#### [What to work on]
Where a line of the records contains the word "Indeed", show that line.

#### [Extracted information]

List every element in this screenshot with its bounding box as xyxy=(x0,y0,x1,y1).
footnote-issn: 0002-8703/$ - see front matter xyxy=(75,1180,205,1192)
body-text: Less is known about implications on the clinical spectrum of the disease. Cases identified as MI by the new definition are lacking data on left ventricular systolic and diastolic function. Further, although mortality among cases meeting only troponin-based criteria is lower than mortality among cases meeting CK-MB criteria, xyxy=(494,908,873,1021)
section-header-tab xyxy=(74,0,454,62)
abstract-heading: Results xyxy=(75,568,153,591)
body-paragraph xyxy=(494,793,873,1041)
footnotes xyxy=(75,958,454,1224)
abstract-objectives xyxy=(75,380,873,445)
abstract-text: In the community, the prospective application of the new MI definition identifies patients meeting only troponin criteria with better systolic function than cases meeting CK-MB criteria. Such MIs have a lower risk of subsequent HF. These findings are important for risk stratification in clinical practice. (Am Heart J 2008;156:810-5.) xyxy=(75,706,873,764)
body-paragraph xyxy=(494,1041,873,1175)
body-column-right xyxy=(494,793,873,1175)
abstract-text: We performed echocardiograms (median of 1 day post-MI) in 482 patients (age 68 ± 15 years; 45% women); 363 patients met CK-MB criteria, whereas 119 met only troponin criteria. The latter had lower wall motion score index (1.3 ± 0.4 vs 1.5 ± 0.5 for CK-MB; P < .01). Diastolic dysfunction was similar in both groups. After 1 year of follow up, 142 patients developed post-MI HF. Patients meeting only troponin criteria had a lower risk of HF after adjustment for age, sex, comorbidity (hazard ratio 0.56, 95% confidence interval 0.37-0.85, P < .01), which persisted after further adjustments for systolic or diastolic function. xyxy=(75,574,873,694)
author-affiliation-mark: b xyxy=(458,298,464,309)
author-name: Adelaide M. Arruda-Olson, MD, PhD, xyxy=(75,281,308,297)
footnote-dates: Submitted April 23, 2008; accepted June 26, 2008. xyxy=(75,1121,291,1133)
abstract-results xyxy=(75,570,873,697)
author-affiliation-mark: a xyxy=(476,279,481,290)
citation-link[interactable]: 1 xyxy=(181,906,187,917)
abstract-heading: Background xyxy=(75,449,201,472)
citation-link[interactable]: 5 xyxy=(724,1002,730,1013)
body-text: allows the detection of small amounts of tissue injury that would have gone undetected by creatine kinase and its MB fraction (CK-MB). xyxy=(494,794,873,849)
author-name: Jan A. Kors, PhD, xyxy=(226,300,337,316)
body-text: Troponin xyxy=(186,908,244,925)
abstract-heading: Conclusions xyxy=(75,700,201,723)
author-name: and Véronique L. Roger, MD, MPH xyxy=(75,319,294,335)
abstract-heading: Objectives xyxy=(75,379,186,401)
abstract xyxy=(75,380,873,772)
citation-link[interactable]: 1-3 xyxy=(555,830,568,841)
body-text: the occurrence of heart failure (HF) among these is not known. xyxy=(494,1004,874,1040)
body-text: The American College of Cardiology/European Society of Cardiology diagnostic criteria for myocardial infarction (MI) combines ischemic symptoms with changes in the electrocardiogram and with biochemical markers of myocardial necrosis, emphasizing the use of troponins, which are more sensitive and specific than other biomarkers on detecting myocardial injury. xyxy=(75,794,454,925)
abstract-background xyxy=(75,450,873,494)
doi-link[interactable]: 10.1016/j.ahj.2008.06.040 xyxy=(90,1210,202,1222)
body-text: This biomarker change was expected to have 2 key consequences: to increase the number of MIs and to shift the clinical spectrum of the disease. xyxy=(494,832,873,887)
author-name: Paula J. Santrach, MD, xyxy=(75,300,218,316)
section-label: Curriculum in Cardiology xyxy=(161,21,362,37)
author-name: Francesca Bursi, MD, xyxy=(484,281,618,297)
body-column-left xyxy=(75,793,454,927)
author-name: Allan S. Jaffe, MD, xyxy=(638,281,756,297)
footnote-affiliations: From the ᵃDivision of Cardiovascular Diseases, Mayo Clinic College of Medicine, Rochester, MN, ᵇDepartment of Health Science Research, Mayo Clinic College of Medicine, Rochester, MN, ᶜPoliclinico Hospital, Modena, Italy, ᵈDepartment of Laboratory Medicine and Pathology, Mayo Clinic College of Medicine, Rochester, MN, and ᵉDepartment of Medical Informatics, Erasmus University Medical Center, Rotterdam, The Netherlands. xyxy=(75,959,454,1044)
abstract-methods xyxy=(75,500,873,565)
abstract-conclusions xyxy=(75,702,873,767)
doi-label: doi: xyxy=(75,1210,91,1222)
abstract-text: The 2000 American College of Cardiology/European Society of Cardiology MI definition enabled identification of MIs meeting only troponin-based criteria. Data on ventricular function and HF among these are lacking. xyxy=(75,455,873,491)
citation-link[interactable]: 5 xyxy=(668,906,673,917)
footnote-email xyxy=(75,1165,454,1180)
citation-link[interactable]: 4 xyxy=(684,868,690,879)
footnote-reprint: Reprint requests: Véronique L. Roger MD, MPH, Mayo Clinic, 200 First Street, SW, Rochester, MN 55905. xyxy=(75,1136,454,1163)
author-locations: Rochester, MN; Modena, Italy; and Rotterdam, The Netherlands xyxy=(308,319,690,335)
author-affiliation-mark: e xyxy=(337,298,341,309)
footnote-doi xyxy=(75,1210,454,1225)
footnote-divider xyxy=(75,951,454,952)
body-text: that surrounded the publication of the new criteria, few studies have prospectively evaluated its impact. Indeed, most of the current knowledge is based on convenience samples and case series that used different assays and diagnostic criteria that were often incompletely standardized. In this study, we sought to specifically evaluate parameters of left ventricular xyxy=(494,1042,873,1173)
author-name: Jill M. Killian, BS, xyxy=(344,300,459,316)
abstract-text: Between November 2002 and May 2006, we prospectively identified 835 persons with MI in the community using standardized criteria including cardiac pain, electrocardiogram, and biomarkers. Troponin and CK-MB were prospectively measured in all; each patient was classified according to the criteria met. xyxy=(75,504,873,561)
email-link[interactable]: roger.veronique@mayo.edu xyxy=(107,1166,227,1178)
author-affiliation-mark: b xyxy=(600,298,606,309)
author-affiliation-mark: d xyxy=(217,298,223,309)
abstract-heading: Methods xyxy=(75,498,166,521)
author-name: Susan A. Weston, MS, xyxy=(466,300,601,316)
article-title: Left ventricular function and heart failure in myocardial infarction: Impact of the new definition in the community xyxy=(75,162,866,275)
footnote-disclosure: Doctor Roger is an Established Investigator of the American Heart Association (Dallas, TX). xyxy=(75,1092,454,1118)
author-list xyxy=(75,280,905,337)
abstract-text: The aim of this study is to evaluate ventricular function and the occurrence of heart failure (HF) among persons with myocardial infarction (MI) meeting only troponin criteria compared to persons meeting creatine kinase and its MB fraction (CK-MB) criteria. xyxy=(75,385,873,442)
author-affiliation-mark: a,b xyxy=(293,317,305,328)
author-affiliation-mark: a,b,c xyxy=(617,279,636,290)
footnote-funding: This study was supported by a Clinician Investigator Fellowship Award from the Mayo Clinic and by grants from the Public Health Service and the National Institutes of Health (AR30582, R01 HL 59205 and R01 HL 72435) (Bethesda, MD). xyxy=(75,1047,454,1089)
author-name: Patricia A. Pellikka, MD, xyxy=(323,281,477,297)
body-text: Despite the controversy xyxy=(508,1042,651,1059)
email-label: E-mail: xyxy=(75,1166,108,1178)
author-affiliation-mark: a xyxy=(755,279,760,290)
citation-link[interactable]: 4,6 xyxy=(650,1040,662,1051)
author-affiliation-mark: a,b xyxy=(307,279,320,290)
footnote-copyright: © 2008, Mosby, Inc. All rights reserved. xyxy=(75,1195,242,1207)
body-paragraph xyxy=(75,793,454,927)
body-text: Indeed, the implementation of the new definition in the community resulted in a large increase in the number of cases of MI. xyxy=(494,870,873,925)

#### [Answer to this problem]
body-text: that surrounded the publication of the new criteria, few studies have prospectively evaluated its impact. Indeed, most of the current knowledge is based on convenience samples and case series that used different assays and diagnostic criteria that were often incompletely standardized. In this study, we sought to specifically evaluate parameters of left ventricular xyxy=(494,1042,873,1173)
body-text: Indeed, the implementation of the new definition in the community resulted in a large increase in the number of cases of MI. xyxy=(494,870,873,925)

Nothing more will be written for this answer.